Pull every line holding the string "name" from the records below.

Saved entries

________________________________________

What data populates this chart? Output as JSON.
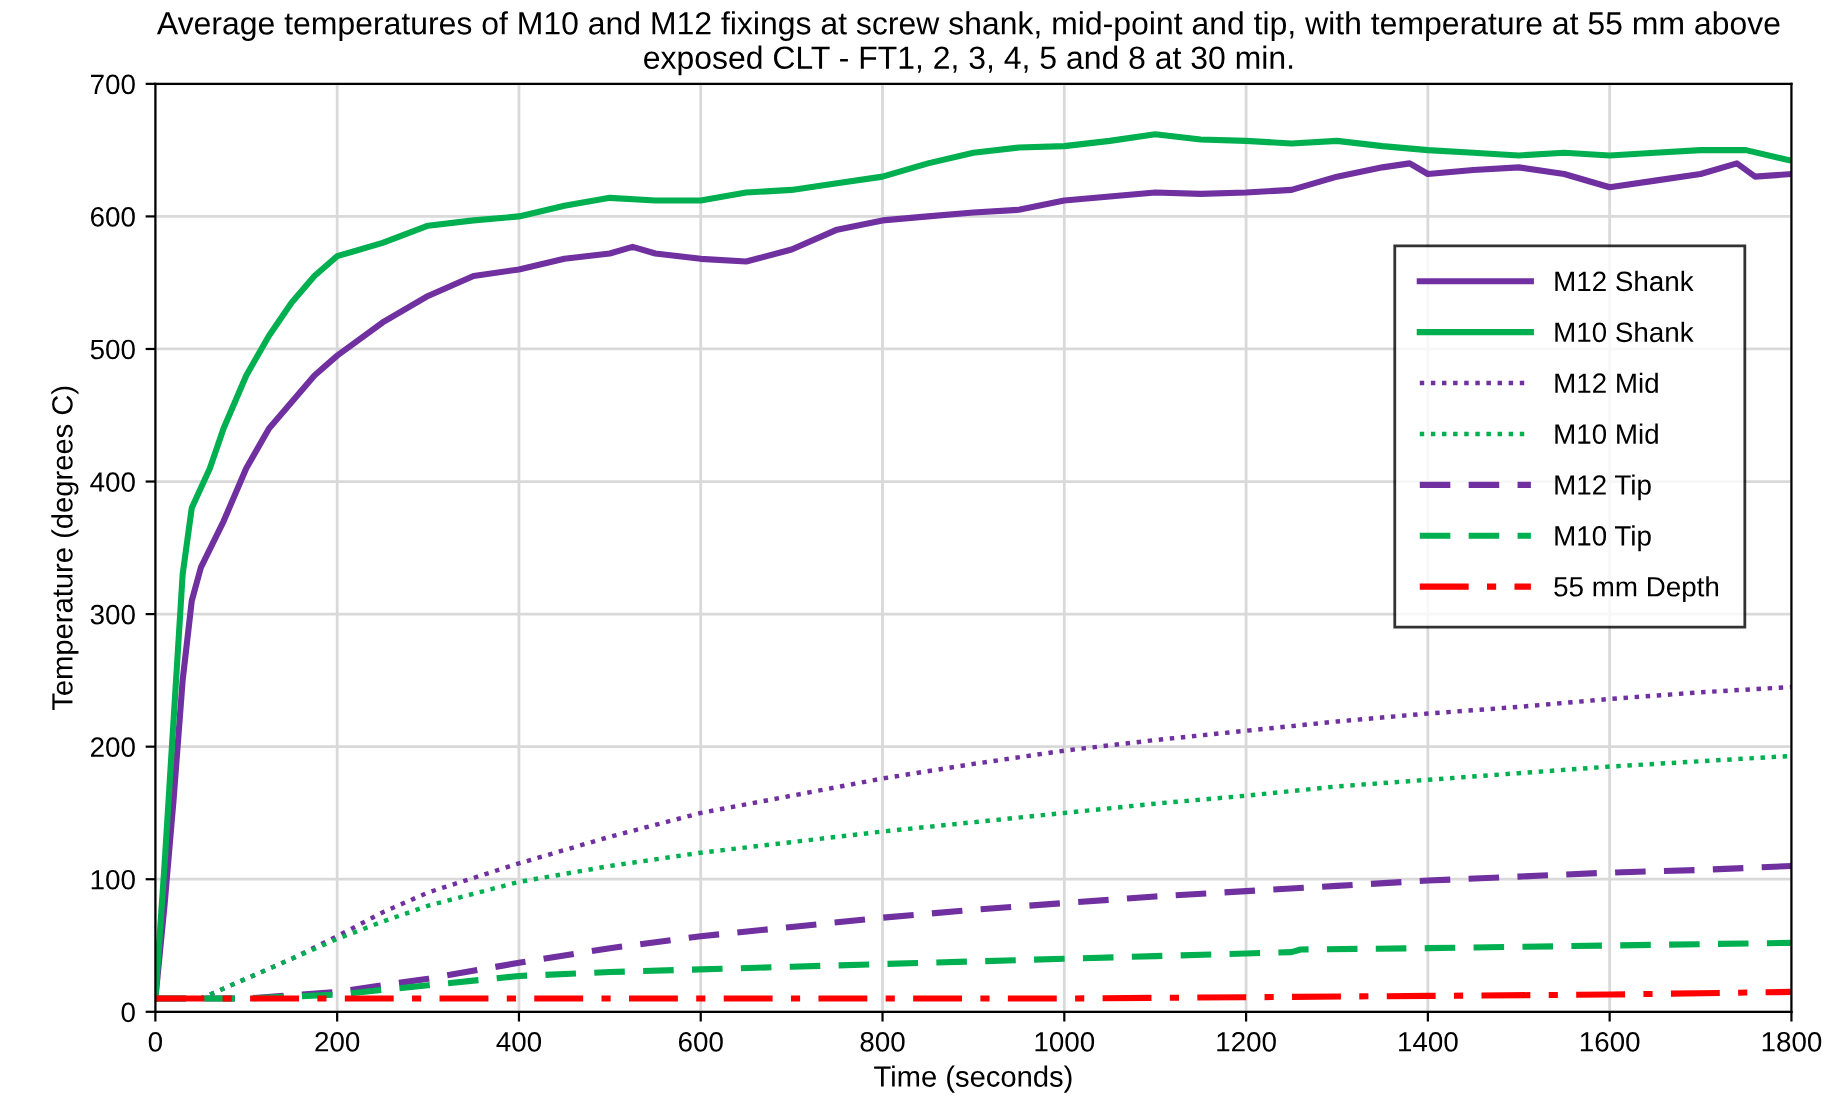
{
  "chart_data": {
    "type": "line",
    "title": "Average temperatures of M10 and M12 fixings at screw shank, mid-point and tip, with temperature at 55 mm above exposed CLT - FT1, 2, 3, 4, 5 and 8 at 30 min.",
    "xlabel": "Time (seconds)",
    "ylabel": "Temperature (degrees C)",
    "xlim": [
      0,
      1800
    ],
    "xticks": [
      0,
      200,
      400,
      600,
      800,
      1000,
      1200,
      1400,
      1600,
      1800
    ],
    "ylim": [
      0,
      700
    ],
    "yticks": [
      0,
      100,
      200,
      300,
      400,
      500,
      600,
      700
    ],
    "grid": true,
    "legend": "right",
    "marker": "none",
    "series": [
      {
        "name": "M12 Shank",
        "color": "#7030a0",
        "line_style": "solid",
        "x": [
          0,
          10,
          20,
          30,
          40,
          50,
          75,
          100,
          125,
          150,
          175,
          200,
          250,
          300,
          350,
          400,
          450,
          500,
          525,
          550,
          600,
          650,
          700,
          750,
          800,
          850,
          900,
          950,
          1000,
          1050,
          1100,
          1150,
          1200,
          1250,
          1300,
          1350,
          1380,
          1400,
          1450,
          1500,
          1550,
          1600,
          1650,
          1700,
          1740,
          1760,
          1800
        ],
        "values": [
          10,
          80,
          160,
          250,
          310,
          335,
          370,
          410,
          440,
          460,
          480,
          495,
          520,
          540,
          555,
          560,
          568,
          572,
          577,
          572,
          568,
          566,
          575,
          590,
          597,
          600,
          603,
          605,
          612,
          615,
          618,
          617,
          618,
          620,
          630,
          637,
          640,
          632,
          635,
          637,
          632,
          622,
          627,
          632,
          640,
          630,
          632
        ]
      },
      {
        "name": "M10 Shank",
        "color": "#00b050",
        "line_style": "solid",
        "x": [
          0,
          10,
          20,
          30,
          40,
          60,
          75,
          100,
          125,
          150,
          175,
          200,
          250,
          300,
          350,
          400,
          450,
          500,
          550,
          600,
          650,
          700,
          750,
          800,
          850,
          900,
          950,
          1000,
          1050,
          1100,
          1150,
          1200,
          1250,
          1300,
          1350,
          1400,
          1450,
          1500,
          1550,
          1600,
          1650,
          1700,
          1750,
          1800
        ],
        "values": [
          10,
          110,
          220,
          330,
          380,
          410,
          440,
          480,
          510,
          535,
          555,
          570,
          580,
          593,
          597,
          600,
          608,
          614,
          612,
          612,
          618,
          620,
          625,
          630,
          640,
          648,
          652,
          653,
          657,
          662,
          658,
          657,
          655,
          657,
          653,
          650,
          648,
          646,
          648,
          646,
          648,
          650,
          650,
          642
        ]
      },
      {
        "name": "M12 Mid",
        "color": "#7030a0",
        "line_style": "dotted",
        "x": [
          0,
          50,
          100,
          150,
          200,
          250,
          300,
          400,
          500,
          600,
          700,
          800,
          900,
          1000,
          1100,
          1200,
          1300,
          1400,
          1500,
          1600,
          1700,
          1800
        ],
        "values": [
          10,
          10,
          25,
          40,
          57,
          75,
          90,
          112,
          132,
          150,
          163,
          176,
          187,
          197,
          205,
          212,
          219,
          225,
          230,
          236,
          241,
          245
        ]
      },
      {
        "name": "M10 Mid",
        "color": "#00b050",
        "line_style": "dotted",
        "x": [
          0,
          50,
          100,
          150,
          200,
          250,
          300,
          400,
          500,
          600,
          700,
          800,
          900,
          1000,
          1100,
          1200,
          1300,
          1400,
          1500,
          1600,
          1700,
          1800
        ],
        "values": [
          10,
          10,
          25,
          40,
          55,
          68,
          80,
          98,
          110,
          120,
          128,
          136,
          143,
          150,
          157,
          163,
          170,
          175,
          180,
          185,
          189,
          193
        ]
      },
      {
        "name": "M12 Tip",
        "color": "#7030a0",
        "line_style": "dashed",
        "x": [
          0,
          100,
          200,
          300,
          400,
          500,
          600,
          700,
          800,
          900,
          1000,
          1100,
          1200,
          1300,
          1400,
          1500,
          1600,
          1700,
          1800
        ],
        "values": [
          10,
          10,
          15,
          25,
          37,
          48,
          57,
          64,
          71,
          77,
          82,
          87,
          91,
          95,
          99,
          102,
          105,
          107,
          110
        ]
      },
      {
        "name": "M10 Tip",
        "color": "#00b050",
        "line_style": "dashed",
        "x": [
          0,
          100,
          200,
          300,
          400,
          500,
          600,
          700,
          800,
          900,
          1000,
          1100,
          1200,
          1250,
          1260,
          1400,
          1600,
          1800
        ],
        "values": [
          10,
          10,
          13,
          20,
          27,
          30,
          32,
          34,
          36,
          38,
          40,
          42,
          44,
          45,
          47,
          48,
          50,
          52
        ]
      },
      {
        "name": "55 mm Depth",
        "color": "#ff0000",
        "line_style": "dashdot",
        "x": [
          0,
          200,
          400,
          600,
          800,
          1000,
          1200,
          1400,
          1600,
          1800
        ],
        "values": [
          10,
          10,
          10,
          10,
          10,
          10,
          11,
          12,
          13,
          15
        ]
      }
    ]
  }
}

________________________________________

Solution to the problem:
        "name": "M12 Shank",
        "name": "M10 Shank",
        "name": "M12 Mid",
        "name": "M10 Mid",
        "name": "M12 Tip",
        "name": "M10 Tip",
        "name": "55 mm Depth",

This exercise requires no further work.